**EXCERPTED RECORDS:**
-- START --
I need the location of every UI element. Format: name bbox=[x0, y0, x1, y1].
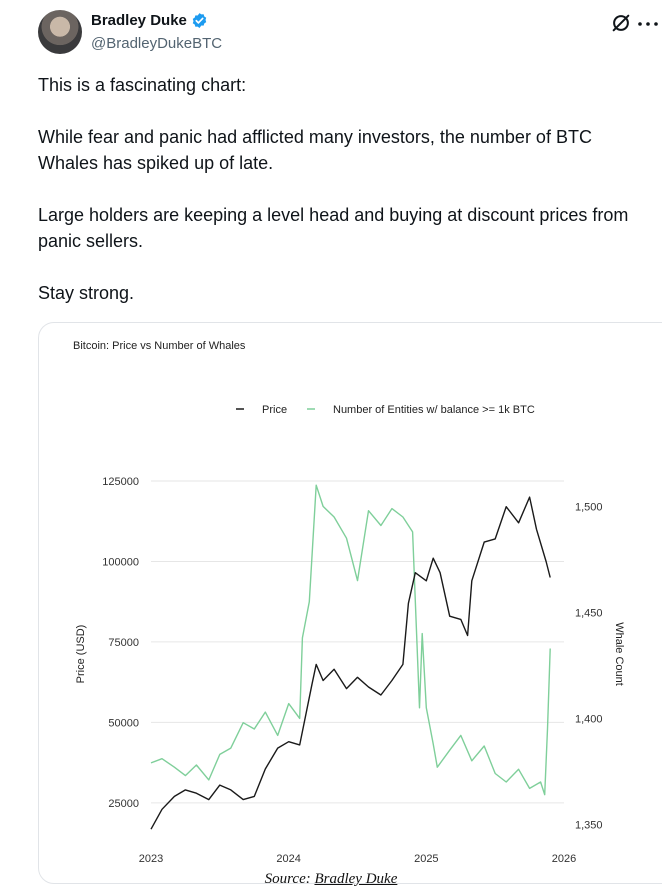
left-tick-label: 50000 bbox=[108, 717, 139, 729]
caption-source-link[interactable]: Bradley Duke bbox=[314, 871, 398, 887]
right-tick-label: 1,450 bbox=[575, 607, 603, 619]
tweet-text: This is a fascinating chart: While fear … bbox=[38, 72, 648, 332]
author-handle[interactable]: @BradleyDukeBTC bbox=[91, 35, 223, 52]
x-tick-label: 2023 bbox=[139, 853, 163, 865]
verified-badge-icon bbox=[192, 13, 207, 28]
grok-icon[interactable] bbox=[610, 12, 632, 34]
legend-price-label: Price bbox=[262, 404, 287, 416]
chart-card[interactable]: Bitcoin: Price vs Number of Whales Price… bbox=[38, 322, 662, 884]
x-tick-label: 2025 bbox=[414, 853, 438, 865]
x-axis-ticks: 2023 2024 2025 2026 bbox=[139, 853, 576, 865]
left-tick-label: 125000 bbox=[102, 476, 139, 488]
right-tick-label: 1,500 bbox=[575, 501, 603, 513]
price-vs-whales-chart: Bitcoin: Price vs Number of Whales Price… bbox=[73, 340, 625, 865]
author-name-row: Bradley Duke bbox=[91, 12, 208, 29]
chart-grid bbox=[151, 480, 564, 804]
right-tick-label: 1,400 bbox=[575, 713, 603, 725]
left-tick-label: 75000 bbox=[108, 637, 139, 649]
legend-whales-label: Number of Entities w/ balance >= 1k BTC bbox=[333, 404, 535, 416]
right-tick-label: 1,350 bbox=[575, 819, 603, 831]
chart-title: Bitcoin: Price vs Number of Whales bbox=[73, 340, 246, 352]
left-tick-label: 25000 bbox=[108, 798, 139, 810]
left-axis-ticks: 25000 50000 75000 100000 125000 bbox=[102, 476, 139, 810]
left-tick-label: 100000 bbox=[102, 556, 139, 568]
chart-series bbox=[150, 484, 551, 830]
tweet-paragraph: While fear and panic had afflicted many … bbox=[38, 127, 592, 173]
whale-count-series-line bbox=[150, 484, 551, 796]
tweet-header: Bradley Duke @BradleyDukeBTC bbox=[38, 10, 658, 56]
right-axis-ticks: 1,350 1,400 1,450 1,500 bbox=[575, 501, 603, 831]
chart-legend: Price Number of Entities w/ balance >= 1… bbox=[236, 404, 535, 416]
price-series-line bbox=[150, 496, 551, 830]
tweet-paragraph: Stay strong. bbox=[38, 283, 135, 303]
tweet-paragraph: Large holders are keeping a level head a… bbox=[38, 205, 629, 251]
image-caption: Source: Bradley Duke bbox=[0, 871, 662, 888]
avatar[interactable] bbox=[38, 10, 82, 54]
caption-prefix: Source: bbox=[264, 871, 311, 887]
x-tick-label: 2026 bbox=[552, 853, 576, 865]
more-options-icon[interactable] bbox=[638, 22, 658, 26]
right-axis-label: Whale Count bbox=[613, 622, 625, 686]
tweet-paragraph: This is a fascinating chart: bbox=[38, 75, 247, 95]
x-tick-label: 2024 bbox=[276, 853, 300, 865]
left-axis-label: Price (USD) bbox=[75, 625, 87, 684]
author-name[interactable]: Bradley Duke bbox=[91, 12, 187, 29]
-- END --
-- START --
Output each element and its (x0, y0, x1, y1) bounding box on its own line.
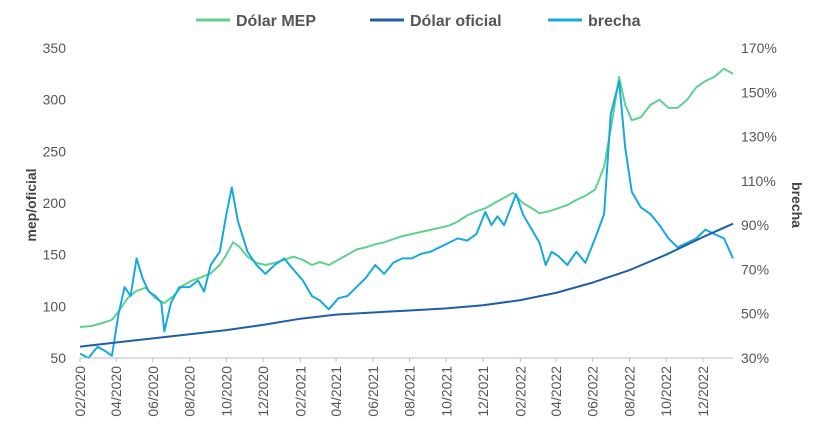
-- END --
-- START --
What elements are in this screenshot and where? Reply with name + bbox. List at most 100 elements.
-- END --
**PROMPT:** Render the records from the line with "I need the location" to the line with "35, 223, 52]" as a two-column CSV with the headers text and answer, one row for each ask and its reply, each field quoted and with line breaks replaced by spaces. Leave the pictures out.

**IN RESPONSE:**
text,answer
"I need the location of every UI element. Format: name bbox=[x0, y0, x1, y1].","left-tick-label: 50000 bbox=[108, 717, 139, 729] caption-source-link[interactable]: Bradley Duke bbox=[314, 871, 398, 887] right-tick-label: 1,450 bbox=[575, 607, 603, 619] tweet-text: This is a fascinating chart: While fear … bbox=[38, 72, 648, 332] author-handle[interactable]: @BradleyDukeBTC bbox=[91, 35, 223, 52]"